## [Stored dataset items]

------------------------

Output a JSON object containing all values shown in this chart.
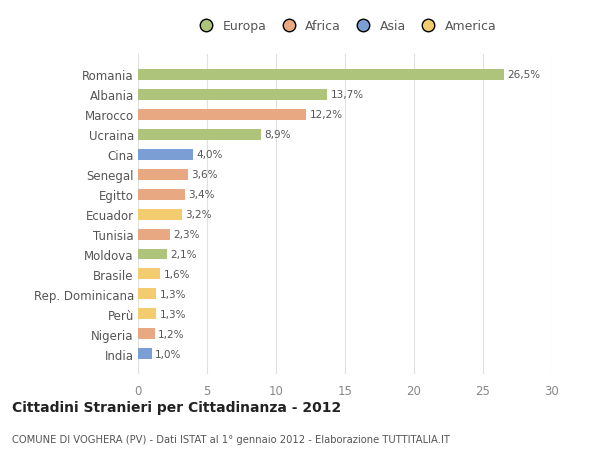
{
  "categories": [
    "India",
    "Nigeria",
    "Perù",
    "Rep. Dominicana",
    "Brasile",
    "Moldova",
    "Tunisia",
    "Ecuador",
    "Egitto",
    "Senegal",
    "Cina",
    "Ucraina",
    "Marocco",
    "Albania",
    "Romania"
  ],
  "values": [
    1.0,
    1.2,
    1.3,
    1.3,
    1.6,
    2.1,
    2.3,
    3.2,
    3.4,
    3.6,
    4.0,
    8.9,
    12.2,
    13.7,
    26.5
  ],
  "labels": [
    "1,0%",
    "1,2%",
    "1,3%",
    "1,3%",
    "1,6%",
    "2,1%",
    "2,3%",
    "3,2%",
    "3,4%",
    "3,6%",
    "4,0%",
    "8,9%",
    "12,2%",
    "13,7%",
    "26,5%"
  ],
  "colors": [
    "#7b9fd4",
    "#e8a882",
    "#f2cc6e",
    "#f2cc6e",
    "#f2cc6e",
    "#adc47a",
    "#e8a882",
    "#f2cc6e",
    "#e8a882",
    "#e8a882",
    "#7b9fd4",
    "#adc47a",
    "#e8a882",
    "#adc47a",
    "#adc47a"
  ],
  "legend_labels": [
    "Europa",
    "Africa",
    "Asia",
    "America"
  ],
  "legend_colors": [
    "#adc47a",
    "#e8a882",
    "#7b9fd4",
    "#f2cc6e"
  ],
  "title": "Cittadini Stranieri per Cittadinanza - 2012",
  "subtitle": "COMUNE DI VOGHERA (PV) - Dati ISTAT al 1° gennaio 2012 - Elaborazione TUTTITALIA.IT",
  "xlim": [
    0,
    30
  ],
  "xticks": [
    0,
    5,
    10,
    15,
    20,
    25,
    30
  ],
  "bg_color": "#ffffff",
  "grid_color": "#e0e0e0",
  "bar_height": 0.55
}
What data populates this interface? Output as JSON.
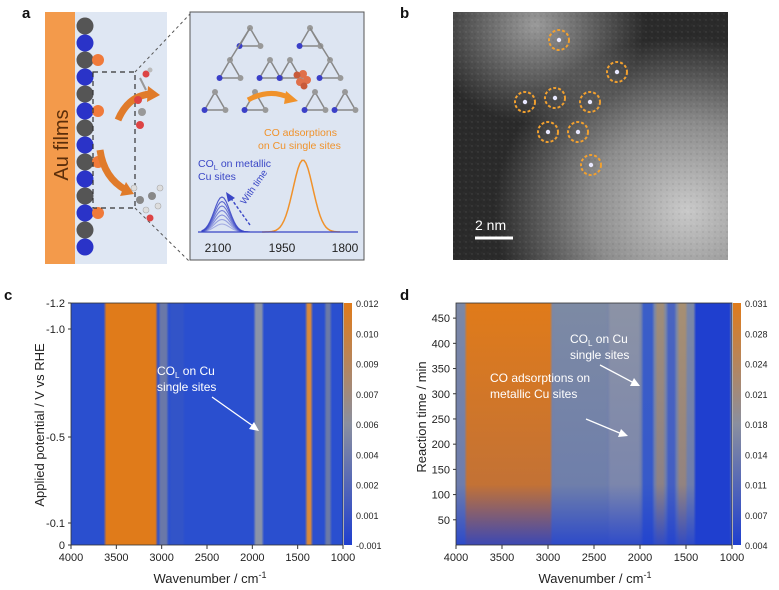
{
  "panel_a": {
    "letter": "a",
    "film_label": "Au films",
    "spectrum": {
      "co_l_label_line1": "CO",
      "co_l_sub": "L",
      "co_l_label_rest": " on metallic",
      "co_l_label_line2": "Cu sites",
      "with_time": "With time",
      "co_ads_line1": "CO adsorptions",
      "co_ads_line2": "on Cu single sites",
      "x_ticks": [
        "2100",
        "1950",
        "1800"
      ]
    }
  },
  "panel_b": {
    "letter": "b",
    "scale_bar": "2 nm"
  },
  "panel_c": {
    "letter": "c",
    "ylabel": "Applied potential / V vs RHE",
    "xlabel_main": "Wavenumber / cm",
    "xlabel_sup": "-1",
    "y_ticks": [
      "-1.2",
      "-1.0",
      "-0.5",
      "-0.1",
      "0"
    ],
    "x_ticks": [
      "4000",
      "3500",
      "3000",
      "2500",
      "2000",
      "1500",
      "1000"
    ],
    "colorbar_ticks": [
      "0.012",
      "0.010",
      "0.009",
      "0.007",
      "0.006",
      "0.004",
      "0.002",
      "0.001",
      "-0.001"
    ],
    "annotation_co": "CO",
    "annotation_sub": "L",
    "annotation_rest": " on Cu",
    "annotation_line2": "single sites"
  },
  "panel_d": {
    "letter": "d",
    "ylabel": "Reaction time / min",
    "xlabel_main": "Wavenumber / cm",
    "xlabel_sup": "-1",
    "y_ticks": [
      "450",
      "400",
      "350",
      "300",
      "250",
      "200",
      "150",
      "100",
      "50"
    ],
    "x_ticks": [
      "4000",
      "3500",
      "3000",
      "2500",
      "2000",
      "1500",
      "1000"
    ],
    "colorbar_ticks": [
      "0.031",
      "0.028",
      "0.024",
      "0.021",
      "0.018",
      "0.014",
      "0.011",
      "0.007",
      "0.004"
    ],
    "annotation1_co": "CO",
    "annotation1_sub": "L",
    "annotation1_rest": " on Cu",
    "annotation1_line2": "single sites",
    "annotation2_line1": "CO adsorptions on",
    "annotation2_line2": "metallic Cu sites"
  },
  "colors": {
    "heat_high": "#e07b1a",
    "heat_low": "#1f3fcf",
    "gold": "#f39a4b",
    "spectrum_orange": "#f0922b",
    "spectrum_blue": "#3a46c6"
  }
}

------------------------

## [Task]
Print all of the records shown above exactly, leaving out each picture.

## [Result]
Output a JSON object containing all values shown in this chart.
{
  "categories": [
    "India",
    "Nigeria",
    "Perù",
    "Rep. Dominicana",
    "Brasile",
    "Moldova",
    "Tunisia",
    "Ecuador",
    "Egitto",
    "Senegal",
    "Cina",
    "Ucraina",
    "Marocco",
    "Albania",
    "Romania"
  ],
  "values": [
    1.0,
    1.2,
    1.3,
    1.3,
    1.6,
    2.1,
    2.3,
    3.2,
    3.4,
    3.6,
    4.0,
    8.9,
    12.2,
    13.7,
    26.5
  ],
  "labels": [
    "1,0%",
    "1,2%",
    "1,3%",
    "1,3%",
    "1,6%",
    "2,1%",
    "2,3%",
    "3,2%",
    "3,4%",
    "3,6%",
    "4,0%",
    "8,9%",
    "12,2%",
    "13,7%",
    "26,5%"
  ],
  "colors": [
    "#7b9fd4",
    "#e8a882",
    "#f2cc6e",
    "#f2cc6e",
    "#f2cc6e",
    "#adc47a",
    "#e8a882",
    "#f2cc6e",
    "#e8a882",
    "#e8a882",
    "#7b9fd4",
    "#adc47a",
    "#e8a882",
    "#adc47a",
    "#adc47a"
  ],
  "legend_labels": [
    "Europa",
    "Africa",
    "Asia",
    "America"
  ],
  "legend_colors": [
    "#adc47a",
    "#e8a882",
    "#7b9fd4",
    "#f2cc6e"
  ],
  "title": "Cittadini Stranieri per Cittadinanza - 2012",
  "subtitle": "COMUNE DI VOGHERA (PV) - Dati ISTAT al 1° gennaio 2012 - Elaborazione TUTTITALIA.IT",
  "xlim": [
    0,
    30
  ],
  "xticks": [
    0,
    5,
    10,
    15,
    20,
    25,
    30
  ],
  "bg_color": "#ffffff",
  "grid_color": "#e0e0e0",
  "bar_height": 0.55
}
What data populates this interface? Output as JSON.
{
  "panel_a": {
    "letter": "a",
    "film_label": "Au films",
    "spectrum": {
      "co_l_label_line1": "CO",
      "co_l_sub": "L",
      "co_l_label_rest": " on metallic",
      "co_l_label_line2": "Cu sites",
      "with_time": "With time",
      "co_ads_line1": "CO adsorptions",
      "co_ads_line2": "on Cu single sites",
      "x_ticks": [
        "2100",
        "1950",
        "1800"
      ]
    }
  },
  "panel_b": {
    "letter": "b",
    "scale_bar": "2 nm"
  },
  "panel_c": {
    "letter": "c",
    "ylabel": "Applied potential / V vs RHE",
    "xlabel_main": "Wavenumber / cm",
    "xlabel_sup": "-1",
    "y_ticks": [
      "-1.2",
      "-1.0",
      "-0.5",
      "-0.1",
      "0"
    ],
    "x_ticks": [
      "4000",
      "3500",
      "3000",
      "2500",
      "2000",
      "1500",
      "1000"
    ],
    "colorbar_ticks": [
      "0.012",
      "0.010",
      "0.009",
      "0.007",
      "0.006",
      "0.004",
      "0.002",
      "0.001",
      "-0.001"
    ],
    "annotation_co": "CO",
    "annotation_sub": "L",
    "annotation_rest": " on Cu",
    "annotation_line2": "single sites"
  },
  "panel_d": {
    "letter": "d",
    "ylabel": "Reaction time / min",
    "xlabel_main": "Wavenumber / cm",
    "xlabel_sup": "-1",
    "y_ticks": [
      "450",
      "400",
      "350",
      "300",
      "250",
      "200",
      "150",
      "100",
      "50"
    ],
    "x_ticks": [
      "4000",
      "3500",
      "3000",
      "2500",
      "2000",
      "1500",
      "1000"
    ],
    "colorbar_ticks": [
      "0.031",
      "0.028",
      "0.024",
      "0.021",
      "0.018",
      "0.014",
      "0.011",
      "0.007",
      "0.004"
    ],
    "annotation1_co": "CO",
    "annotation1_sub": "L",
    "annotation1_rest": " on Cu",
    "annotation1_line2": "single sites",
    "annotation2_line1": "CO adsorptions on",
    "annotation2_line2": "metallic Cu sites"
  },
  "colors": {
    "heat_high": "#e07b1a",
    "heat_low": "#1f3fcf",
    "gold": "#f39a4b",
    "spectrum_orange": "#f0922b",
    "spectrum_blue": "#3a46c6"
  }
}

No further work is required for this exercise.